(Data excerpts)
- - - - -
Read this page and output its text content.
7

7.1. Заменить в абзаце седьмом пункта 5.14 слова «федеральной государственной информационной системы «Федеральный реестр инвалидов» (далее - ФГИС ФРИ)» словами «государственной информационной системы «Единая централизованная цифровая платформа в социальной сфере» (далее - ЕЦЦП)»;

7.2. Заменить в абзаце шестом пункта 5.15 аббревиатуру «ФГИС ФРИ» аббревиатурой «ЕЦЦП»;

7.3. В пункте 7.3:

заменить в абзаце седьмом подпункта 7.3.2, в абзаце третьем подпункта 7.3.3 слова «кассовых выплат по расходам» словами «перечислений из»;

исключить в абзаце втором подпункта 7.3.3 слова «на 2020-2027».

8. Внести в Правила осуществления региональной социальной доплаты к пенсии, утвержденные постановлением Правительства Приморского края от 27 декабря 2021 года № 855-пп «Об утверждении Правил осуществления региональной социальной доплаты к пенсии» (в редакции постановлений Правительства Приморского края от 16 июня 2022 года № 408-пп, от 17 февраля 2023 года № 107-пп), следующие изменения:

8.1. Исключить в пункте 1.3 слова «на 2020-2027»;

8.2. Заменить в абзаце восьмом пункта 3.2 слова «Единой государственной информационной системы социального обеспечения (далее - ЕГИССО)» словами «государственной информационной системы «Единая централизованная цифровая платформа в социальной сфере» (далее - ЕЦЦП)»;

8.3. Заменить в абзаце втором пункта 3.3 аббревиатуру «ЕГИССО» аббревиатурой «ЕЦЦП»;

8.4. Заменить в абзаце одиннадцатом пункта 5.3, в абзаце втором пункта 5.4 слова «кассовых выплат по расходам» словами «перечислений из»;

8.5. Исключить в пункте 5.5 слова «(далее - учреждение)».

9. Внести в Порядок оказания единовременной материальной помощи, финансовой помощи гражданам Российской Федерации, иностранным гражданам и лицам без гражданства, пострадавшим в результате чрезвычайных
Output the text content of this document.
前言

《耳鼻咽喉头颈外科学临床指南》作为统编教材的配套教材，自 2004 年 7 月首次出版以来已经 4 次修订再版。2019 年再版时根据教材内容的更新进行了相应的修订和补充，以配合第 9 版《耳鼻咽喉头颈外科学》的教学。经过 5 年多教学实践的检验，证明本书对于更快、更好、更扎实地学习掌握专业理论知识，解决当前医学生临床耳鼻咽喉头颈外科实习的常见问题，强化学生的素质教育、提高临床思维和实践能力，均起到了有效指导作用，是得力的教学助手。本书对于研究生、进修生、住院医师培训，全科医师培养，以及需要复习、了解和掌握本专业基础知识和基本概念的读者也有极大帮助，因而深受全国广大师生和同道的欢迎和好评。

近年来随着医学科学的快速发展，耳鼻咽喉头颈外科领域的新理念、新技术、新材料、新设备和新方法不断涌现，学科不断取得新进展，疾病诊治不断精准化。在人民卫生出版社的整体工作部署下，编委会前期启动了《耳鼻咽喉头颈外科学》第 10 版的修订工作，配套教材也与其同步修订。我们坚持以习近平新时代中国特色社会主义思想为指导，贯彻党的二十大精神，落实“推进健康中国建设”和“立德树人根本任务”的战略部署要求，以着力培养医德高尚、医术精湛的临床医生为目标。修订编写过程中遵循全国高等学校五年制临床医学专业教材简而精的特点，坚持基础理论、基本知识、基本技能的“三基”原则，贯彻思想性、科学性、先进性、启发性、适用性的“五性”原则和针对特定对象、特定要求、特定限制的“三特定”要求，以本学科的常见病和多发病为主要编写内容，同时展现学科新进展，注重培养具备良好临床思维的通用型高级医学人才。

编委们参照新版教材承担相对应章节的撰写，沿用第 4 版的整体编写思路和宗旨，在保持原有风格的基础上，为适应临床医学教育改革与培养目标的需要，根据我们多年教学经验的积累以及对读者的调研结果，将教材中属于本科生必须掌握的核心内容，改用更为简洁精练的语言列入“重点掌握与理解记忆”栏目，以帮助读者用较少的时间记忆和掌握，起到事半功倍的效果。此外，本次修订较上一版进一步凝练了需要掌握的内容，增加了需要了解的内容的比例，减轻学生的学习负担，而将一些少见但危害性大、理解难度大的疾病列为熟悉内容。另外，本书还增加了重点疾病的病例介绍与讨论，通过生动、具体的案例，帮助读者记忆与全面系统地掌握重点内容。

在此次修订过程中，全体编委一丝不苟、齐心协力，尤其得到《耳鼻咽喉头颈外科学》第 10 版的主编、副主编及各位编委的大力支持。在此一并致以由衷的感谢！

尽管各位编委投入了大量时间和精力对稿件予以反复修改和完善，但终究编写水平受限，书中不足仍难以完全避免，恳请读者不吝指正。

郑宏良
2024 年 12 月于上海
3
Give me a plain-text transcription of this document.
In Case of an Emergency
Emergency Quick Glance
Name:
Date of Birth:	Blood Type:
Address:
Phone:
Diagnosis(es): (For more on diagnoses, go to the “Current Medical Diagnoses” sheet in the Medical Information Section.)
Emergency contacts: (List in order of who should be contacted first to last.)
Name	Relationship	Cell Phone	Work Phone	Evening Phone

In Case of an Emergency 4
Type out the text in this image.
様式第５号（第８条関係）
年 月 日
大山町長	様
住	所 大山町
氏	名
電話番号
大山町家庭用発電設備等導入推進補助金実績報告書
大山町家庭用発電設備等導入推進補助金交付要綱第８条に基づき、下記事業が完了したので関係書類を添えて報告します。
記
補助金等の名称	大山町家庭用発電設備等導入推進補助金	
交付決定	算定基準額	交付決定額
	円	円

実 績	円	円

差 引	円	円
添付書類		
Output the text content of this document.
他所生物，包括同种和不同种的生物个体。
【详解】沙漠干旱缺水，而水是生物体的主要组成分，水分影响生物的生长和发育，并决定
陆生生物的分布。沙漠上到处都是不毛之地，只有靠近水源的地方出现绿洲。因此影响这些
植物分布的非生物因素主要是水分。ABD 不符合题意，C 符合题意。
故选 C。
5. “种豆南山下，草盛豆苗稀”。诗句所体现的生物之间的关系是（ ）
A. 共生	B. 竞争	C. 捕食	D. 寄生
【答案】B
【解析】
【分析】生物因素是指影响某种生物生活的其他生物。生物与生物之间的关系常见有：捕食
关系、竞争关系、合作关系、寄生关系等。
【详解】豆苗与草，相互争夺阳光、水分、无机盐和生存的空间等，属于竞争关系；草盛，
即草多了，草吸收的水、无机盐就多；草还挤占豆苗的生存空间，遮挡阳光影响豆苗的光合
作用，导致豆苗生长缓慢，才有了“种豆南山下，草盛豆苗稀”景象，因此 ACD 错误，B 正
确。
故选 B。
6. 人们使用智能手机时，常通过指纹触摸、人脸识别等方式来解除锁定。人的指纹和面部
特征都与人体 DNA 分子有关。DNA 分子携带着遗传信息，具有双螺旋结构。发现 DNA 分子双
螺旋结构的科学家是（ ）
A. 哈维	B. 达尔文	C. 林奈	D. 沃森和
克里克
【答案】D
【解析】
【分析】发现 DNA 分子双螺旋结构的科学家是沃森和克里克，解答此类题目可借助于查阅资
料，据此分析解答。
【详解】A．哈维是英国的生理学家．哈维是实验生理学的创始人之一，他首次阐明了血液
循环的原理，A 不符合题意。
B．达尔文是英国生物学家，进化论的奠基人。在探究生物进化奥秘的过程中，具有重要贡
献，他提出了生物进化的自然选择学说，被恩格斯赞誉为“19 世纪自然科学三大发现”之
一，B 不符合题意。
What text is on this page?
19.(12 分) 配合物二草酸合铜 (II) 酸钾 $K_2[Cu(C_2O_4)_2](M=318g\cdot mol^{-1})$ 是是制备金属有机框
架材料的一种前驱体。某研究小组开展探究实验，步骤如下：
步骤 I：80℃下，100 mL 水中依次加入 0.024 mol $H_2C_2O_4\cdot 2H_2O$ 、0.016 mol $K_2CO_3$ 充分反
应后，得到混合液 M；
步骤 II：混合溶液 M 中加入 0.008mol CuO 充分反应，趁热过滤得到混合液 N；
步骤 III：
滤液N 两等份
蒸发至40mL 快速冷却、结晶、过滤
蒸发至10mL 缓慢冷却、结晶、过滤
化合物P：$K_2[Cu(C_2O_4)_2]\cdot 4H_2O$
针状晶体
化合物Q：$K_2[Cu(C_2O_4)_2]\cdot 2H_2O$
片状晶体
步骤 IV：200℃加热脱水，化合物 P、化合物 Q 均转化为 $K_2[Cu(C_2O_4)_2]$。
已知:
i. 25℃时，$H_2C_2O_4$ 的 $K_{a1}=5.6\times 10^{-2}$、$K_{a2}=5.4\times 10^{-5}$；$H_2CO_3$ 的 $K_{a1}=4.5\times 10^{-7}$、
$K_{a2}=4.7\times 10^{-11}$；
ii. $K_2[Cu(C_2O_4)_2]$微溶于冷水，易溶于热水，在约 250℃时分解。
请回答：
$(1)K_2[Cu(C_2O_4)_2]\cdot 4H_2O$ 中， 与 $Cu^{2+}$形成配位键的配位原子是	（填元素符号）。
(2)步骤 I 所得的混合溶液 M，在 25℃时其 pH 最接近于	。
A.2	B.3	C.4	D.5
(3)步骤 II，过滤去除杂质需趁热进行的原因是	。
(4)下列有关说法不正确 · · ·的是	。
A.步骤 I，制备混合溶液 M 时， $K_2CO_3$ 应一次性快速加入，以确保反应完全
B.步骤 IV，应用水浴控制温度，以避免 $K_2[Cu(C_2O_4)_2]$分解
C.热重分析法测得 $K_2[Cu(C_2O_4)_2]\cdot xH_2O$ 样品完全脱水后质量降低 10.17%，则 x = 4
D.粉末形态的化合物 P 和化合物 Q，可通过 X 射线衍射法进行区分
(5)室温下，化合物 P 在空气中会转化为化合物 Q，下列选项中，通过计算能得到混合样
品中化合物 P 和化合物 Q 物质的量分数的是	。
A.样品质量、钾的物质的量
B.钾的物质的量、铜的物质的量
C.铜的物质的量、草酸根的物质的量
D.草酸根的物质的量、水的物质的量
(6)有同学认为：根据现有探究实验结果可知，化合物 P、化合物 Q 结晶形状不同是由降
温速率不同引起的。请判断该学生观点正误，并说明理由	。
- - - - -
Aim
From the records given above, copy all lines containing "ЕГИССО".

Solution to this task
8.2. Заменить в абзаце восьмом пункта 3.2 слова «Единой государственной информационной системы социального обеспечения (далее - ЕГИССО)» словами «государственной информационной системы «Единая централизованная цифровая платформа в социальной сфере» (далее - ЕЦЦП)»;
8.3. Заменить в абзаце втором пункта 3.3 аббревиатуру «ЕГИССО» аббревиатурой «ЕЦЦП»;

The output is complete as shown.